**TASK OBJECTIVE:** Exact repetition is required: output every record in full.

**RECORDS PROVIDED:**
• • •
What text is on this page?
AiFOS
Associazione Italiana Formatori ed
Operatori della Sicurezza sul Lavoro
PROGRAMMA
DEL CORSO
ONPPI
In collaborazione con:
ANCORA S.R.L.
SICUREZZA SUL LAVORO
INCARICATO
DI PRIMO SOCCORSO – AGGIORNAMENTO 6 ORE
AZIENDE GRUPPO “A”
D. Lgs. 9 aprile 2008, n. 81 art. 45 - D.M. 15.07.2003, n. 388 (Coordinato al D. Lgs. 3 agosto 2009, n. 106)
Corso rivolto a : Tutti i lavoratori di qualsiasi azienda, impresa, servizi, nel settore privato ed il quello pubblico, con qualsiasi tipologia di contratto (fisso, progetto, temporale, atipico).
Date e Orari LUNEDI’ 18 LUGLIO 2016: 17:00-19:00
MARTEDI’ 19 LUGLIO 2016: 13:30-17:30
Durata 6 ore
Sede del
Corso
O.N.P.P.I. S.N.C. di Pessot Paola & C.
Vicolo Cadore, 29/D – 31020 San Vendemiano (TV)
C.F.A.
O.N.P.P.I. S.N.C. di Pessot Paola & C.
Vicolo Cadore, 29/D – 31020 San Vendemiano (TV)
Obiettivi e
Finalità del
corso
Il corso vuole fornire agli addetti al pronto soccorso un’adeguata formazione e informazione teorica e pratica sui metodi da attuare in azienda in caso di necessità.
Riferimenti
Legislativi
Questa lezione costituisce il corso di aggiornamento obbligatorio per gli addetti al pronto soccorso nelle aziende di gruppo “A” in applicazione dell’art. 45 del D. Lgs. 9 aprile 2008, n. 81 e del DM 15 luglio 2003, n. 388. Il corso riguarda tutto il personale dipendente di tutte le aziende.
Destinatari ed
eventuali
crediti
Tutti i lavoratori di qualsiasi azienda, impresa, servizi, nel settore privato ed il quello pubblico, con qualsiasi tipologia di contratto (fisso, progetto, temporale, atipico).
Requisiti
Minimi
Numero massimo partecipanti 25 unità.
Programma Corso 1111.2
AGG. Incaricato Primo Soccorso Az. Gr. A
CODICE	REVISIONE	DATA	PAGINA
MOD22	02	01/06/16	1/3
• • •
**EXERCISE RESPONSE:**
What text is on this page?
AiFOS
Associazione Italiana Formatori ed
Operatori della Sicurezza sul Lavoro
PROGRAMMA
DEL CORSO
ONPPI
In collaborazione con:
ANCORA S.R.L.
SICUREZZA SUL LAVORO
INCARICATO
DI PRIMO SOCCORSO – AGGIORNAMENTO 6 ORE
AZIENDE GRUPPO “A”
D. Lgs. 9 aprile 2008, n. 81 art. 45 - D.M. 15.07.2003, n. 388 (Coordinato al D. Lgs. 3 agosto 2009, n. 106)
Corso rivolto a : Tutti i lavoratori di qualsiasi azienda, impresa, servizi, nel settore privato ed il quello pubblico, con qualsiasi tipologia di contratto (fisso, progetto, temporale, atipico).
Date e Orari LUNEDI’ 18 LUGLIO 2016: 17:00-19:00
MARTEDI’ 19 LUGLIO 2016: 13:30-17:30
Durata 6 ore
Sede del
Corso
O.N.P.P.I. S.N.C. di Pessot Paola & C.
Vicolo Cadore, 29/D – 31020 San Vendemiano (TV)
C.F.A.
O.N.P.P.I. S.N.C. di Pessot Paola & C.
Vicolo Cadore, 29/D – 31020 San Vendemiano (TV)
Obiettivi e
Finalità del
corso
Il corso vuole fornire agli addetti al pronto soccorso un’adeguata formazione e informazione teorica e pratica sui metodi da attuare in azienda in caso di necessità.
Riferimenti
Legislativi
Questa lezione costituisce il corso di aggiornamento obbligatorio per gli addetti al pronto soccorso nelle aziende di gruppo “A” in applicazione dell’art. 45 del D. Lgs. 9 aprile 2008, n. 81 e del DM 15 luglio 2003, n. 388. Il corso riguarda tutto il personale dipendente di tutte le aziende.
Destinatari ed
eventuali
crediti
Tutti i lavoratori di qualsiasi azienda, impresa, servizi, nel settore privato ed il quello pubblico, con qualsiasi tipologia di contratto (fisso, progetto, temporale, atipico).
Requisiti
Minimi
Numero massimo partecipanti 25 unità.
Programma Corso 1111.2
AGG. Incaricato Primo Soccorso Az. Gr. A
CODICE	REVISIONE	DATA	PAGINA
MOD22	02	01/06/16	1/3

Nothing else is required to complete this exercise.